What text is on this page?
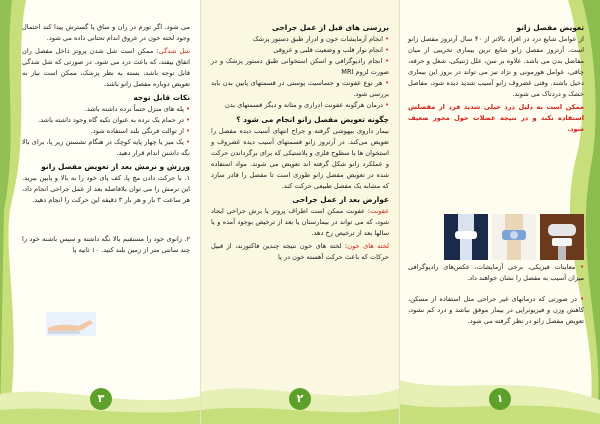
تعویض مفصل زانو
از عوامل شایع درد در افراد بالاتر از ۴۰ سال آرتروز مفصل زانو است. آرتروز مفصل زانو شایع ترین بیماری تخریبی از میان مفاصل بدن می باشد. علاوه بر سن، علل ژنتیکی، شغل و حرفه، چاقی، عوامل هورمونی و نژاد نیز می تواند در بروز این بیماری دخیل باشند. وقتی غضروف زانو آسیب شدید دیده شود، مفاصل خشک و دردناک می شوند.
ممکن است به دلیل درد خیلی شدید فرد از مفصلش استفاده نکند و در نتیجه عضلات حول محور ضعیف شود.
• معاینات فیزیکی، برخی آزمایشات، عکس‌های رادیوگرافی میزان آسیب به مفصل را نشان خواهند داد.
• در صورتی که درمانهای غیر جراحی مثل استفاده از مسکن، کاهش وزن و فیزیوتراپی در بیمار موفق نباشد و درد کم نشود، تعویض مفصل زانو در نظر گرفته می شود.
۱
بررسی های قبل از عمل جراحی
• انجام آزمایشات خون و ادرار طبق دستور پزشک
• انجام نوار قلب و وضعیت قلبی و عروقی
• انجام رادیوگرافی و اسکن استخوانی طبق دستور پزشک و در صورت لزوم MRI
• هر نوع عفونت و حساسیت پوستی در قسمتهای پایین بدن باید بررسی شود.
• درمان هرگونه عفونت ادراری و مثانه و دیگر قسمتهای بدن
چگونه تعویض مفصل زانو انجام می شود ؟
بیمار داروی بیهوشی گرفته و جراح انتهای آسیب دیده مفصل را تعویض می‌کند. در آرتروز زانو قسمتهای آسیب دیده غضروف و استخوان ها با سطوح فلزی و پلاستیکی که برای برگرداندن حرکت و عملکرد زانو شکل گرفته اند تعویض می شوند. مواد استفاده شده در تعویض مفصل زانو طوری است تا مفصل را قادر سازد که مشابه یک مفصل طبیعی حرکت کند.
عوارض بعد از عمل جراحی
عفونت: عفونت ممکن است اطراف پروتز یا برش جراحی ایجاد شود، که می تواند در بیمارستان یا بعد از ترخیص بوجود آمده و یا سالها بعد از ترخیص رخ دهد.
لخته های خون: لخته های خون نتیجه چندین فاکتورند، از قبیل حرکات که باعث حرکت آهسته خون در پا
۲
می شود. اگر تورم در ران و ساق پا گسترش پیدا کند احتمال وجود لخته خون در عروق اندام تحتانی داده می شود.
شل شدگی: ممکن است شل شدن پروتز داخل مفصل ران اتفاق بیفتد، که باعث درد می شود. در صورتی که شل شدگی قابل توجه باشد، بسته به نظر پزشک، ممکن است نیاز به تعویض دوباره مفصل زانو باشد.
نکات قابل توجه
• پله های منزل حتماً نرده داشته باشد.
• در حمام یک نرده به عنوان تکیه گاه وجود داشته باشد.
• از توالت فرنگی بلند استفاده شود.
• یک میز یا چهار پایه کوچک در هنگام نشستن زیر پا، برای بالا نگه داشتن اندام قرار دهید.
ورزش و نرمش بعد از تعویض مفصل زانو
۱. با حرکت دادن مچ پا، کف پای خود را به بالا و پایین ببرید. این نرمش را می توان بلافاصله بعد از عمل جراحی انجام داد، هر ساعت ۳ بار و هر بار ۳ دقیقه این حرکت را انجام دهید.
۲. زانوی خود را مستقیم بالا نگه داشته و سپس باشنه خود را چند سانتی متر از زمین بلند کنید. ۱۰ ثانیه پا
۳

Exercise objective: Copy out the data above exactly, except the pictures.

Solution to the problem:
What text is on this page?
تعویض مفصل زانو
از عوامل شایع درد در افراد بالاتر از ۴۰ سال آرتروز مفصل زانو است. آرتروز مفصل زانو شایع ترین بیماری تخریبی از میان مفاصل بدن می باشد. علاوه بر سن، علل ژنتیکی، شغل و حرفه، چاقی، عوامل هورمونی و نژاد نیز می تواند در بروز این بیماری دخیل باشند. وقتی غضروف زانو آسیب شدید دیده شود، مفاصل خشک و دردناک می شوند.
ممکن است به دلیل درد خیلی شدید فرد از مفصلش استفاده نکند و در نتیجه عضلات حول محور ضعیف شود.
• معاینات فیزیکی، برخی آزمایشات، عکس‌های رادیوگرافی میزان آسیب به مفصل را نشان خواهند داد.
• در صورتی که درمانهای غیر جراحی مثل استفاده از مسکن، کاهش وزن و فیزیوتراپی در بیمار موفق نباشد و درد کم نشود، تعویض مفصل زانو در نظر گرفته می شود.
۱
بررسی های قبل از عمل جراحی
• انجام آزمایشات خون و ادرار طبق دستور پزشک
• انجام نوار قلب و وضعیت قلبی و عروقی
• انجام رادیوگرافی و اسکن استخوانی طبق دستور پزشک و در صورت لزوم MRI
• هر نوع عفونت و حساسیت پوستی در قسمتهای پایین بدن باید بررسی شود.
• درمان هرگونه عفونت ادراری و مثانه و دیگر قسمتهای بدن
چگونه تعویض مفصل زانو انجام می شود ؟
بیمار داروی بیهوشی گرفته و جراح انتهای آسیب دیده مفصل را تعویض می‌کند. در آرتروز زانو قسمتهای آسیب دیده غضروف و استخوان ها با سطوح فلزی و پلاستیکی که برای برگرداندن حرکت و عملکرد زانو شکل گرفته اند تعویض می شوند. مواد استفاده شده در تعویض مفصل زانو طوری است تا مفصل را قادر سازد که مشابه یک مفصل طبیعی حرکت کند.
عوارض بعد از عمل جراحی
عفونت: عفونت ممکن است اطراف پروتز یا برش جراحی ایجاد شود، که می تواند در بیمارستان یا بعد از ترخیص بوجود آمده و یا سالها بعد از ترخیص رخ دهد.
لخته های خون: لخته های خون نتیجه چندین فاکتورند، از قبیل حرکات که باعث حرکت آهسته خون در پا
۲
می شود. اگر تورم در ران و ساق پا گسترش پیدا کند احتمال وجود لخته خون در عروق اندام تحتانی داده می شود.
شل شدگی: ممکن است شل شدن پروتز داخل مفصل ران اتفاق بیفتد، که باعث درد می شود. در صورتی که شل شدگی قابل توجه باشد، بسته به نظر پزشک، ممکن است نیاز به تعویض دوباره مفصل زانو باشد.
نکات قابل توجه
• پله های منزل حتماً نرده داشته باشد.
• در حمام یک نرده به عنوان تکیه گاه وجود داشته باشد.
• از توالت فرنگی بلند استفاده شود.
• یک میز یا چهار پایه کوچک در هنگام نشستن زیر پا، برای بالا نگه داشتن اندام قرار دهید.
ورزش و نرمش بعد از تعویض مفصل زانو
۱. با حرکت دادن مچ پا، کف پای خود را به بالا و پایین ببرید. این نرمش را می توان بلافاصله بعد از عمل جراحی انجام داد، هر ساعت ۳ بار و هر بار ۳ دقیقه این حرکت را انجام دهید.
۲. زانوی خود را مستقیم بالا نگه داشته و سپس باشنه خود را چند سانتی متر از زمین بلند کنید. ۱۰ ثانیه پا
۳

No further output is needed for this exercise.